→ PROBLEM STATEMENT: Single out each line with the word "frac" and copy it.

→ INPUT MATERIAL:
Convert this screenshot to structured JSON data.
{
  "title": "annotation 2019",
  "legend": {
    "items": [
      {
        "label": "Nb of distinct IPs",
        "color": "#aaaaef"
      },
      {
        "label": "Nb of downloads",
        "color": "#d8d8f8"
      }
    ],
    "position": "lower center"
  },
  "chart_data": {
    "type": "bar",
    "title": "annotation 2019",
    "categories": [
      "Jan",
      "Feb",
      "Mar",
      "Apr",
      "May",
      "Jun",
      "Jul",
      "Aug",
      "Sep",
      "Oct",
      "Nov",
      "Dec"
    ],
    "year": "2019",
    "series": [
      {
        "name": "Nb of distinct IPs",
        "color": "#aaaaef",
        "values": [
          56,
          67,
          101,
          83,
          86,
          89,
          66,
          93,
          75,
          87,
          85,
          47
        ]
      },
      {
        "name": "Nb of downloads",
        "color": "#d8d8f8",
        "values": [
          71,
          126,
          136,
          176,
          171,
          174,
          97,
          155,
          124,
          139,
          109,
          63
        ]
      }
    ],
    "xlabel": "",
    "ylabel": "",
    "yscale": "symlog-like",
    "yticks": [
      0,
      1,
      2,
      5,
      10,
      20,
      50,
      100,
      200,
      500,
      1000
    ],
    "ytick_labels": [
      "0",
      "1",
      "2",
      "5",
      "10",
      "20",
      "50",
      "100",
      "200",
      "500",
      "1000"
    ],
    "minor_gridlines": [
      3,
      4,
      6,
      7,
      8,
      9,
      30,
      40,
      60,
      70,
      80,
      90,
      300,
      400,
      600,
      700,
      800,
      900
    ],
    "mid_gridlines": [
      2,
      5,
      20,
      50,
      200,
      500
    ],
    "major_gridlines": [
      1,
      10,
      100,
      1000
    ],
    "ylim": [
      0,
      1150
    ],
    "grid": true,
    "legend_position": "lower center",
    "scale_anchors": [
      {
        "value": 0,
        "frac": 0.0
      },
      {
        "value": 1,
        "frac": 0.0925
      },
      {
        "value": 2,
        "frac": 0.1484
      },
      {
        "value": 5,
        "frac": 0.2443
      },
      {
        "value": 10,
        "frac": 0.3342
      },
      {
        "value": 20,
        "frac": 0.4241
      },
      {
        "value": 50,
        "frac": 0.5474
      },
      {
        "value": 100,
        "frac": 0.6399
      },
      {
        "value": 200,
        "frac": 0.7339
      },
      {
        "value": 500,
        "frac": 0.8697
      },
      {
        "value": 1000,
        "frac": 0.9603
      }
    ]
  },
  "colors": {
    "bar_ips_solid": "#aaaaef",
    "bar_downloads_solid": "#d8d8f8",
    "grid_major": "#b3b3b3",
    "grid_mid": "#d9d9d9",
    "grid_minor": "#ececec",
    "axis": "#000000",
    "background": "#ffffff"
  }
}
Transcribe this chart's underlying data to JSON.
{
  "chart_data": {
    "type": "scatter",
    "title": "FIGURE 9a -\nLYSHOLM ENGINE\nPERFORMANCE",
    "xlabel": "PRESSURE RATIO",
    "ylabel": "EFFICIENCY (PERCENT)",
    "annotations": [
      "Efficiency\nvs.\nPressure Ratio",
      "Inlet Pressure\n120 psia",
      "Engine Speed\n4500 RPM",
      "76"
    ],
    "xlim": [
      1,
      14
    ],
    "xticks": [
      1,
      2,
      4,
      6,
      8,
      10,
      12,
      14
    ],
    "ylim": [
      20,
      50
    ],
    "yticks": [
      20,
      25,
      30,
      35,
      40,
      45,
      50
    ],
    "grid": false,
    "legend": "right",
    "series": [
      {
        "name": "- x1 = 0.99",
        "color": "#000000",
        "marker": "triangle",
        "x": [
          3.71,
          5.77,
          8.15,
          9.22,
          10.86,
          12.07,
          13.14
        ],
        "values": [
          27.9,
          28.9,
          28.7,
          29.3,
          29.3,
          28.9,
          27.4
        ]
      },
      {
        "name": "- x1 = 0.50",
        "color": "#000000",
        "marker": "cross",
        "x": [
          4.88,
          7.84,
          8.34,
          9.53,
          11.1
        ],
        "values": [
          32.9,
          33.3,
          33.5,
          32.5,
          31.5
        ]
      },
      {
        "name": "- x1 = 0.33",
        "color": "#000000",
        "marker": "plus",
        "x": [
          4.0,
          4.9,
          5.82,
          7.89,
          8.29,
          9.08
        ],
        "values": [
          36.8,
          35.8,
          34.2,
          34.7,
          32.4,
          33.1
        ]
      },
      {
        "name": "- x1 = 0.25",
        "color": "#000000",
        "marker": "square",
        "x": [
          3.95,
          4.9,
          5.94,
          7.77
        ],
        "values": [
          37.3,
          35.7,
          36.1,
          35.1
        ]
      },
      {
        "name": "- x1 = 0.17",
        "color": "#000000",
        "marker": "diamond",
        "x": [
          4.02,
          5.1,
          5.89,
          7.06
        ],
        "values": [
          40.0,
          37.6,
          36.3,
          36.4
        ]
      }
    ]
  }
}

→ ANSWER TO THIS TASK:
        "frac": 0.0
        "frac": 0.0925
        "frac": 0.1484
        "frac": 0.2443
        "frac": 0.3342
        "frac": 0.4241
        "frac": 0.5474
        "frac": 0.6399
        "frac": 0.7339
        "frac": 0.8697
        "frac": 0.9603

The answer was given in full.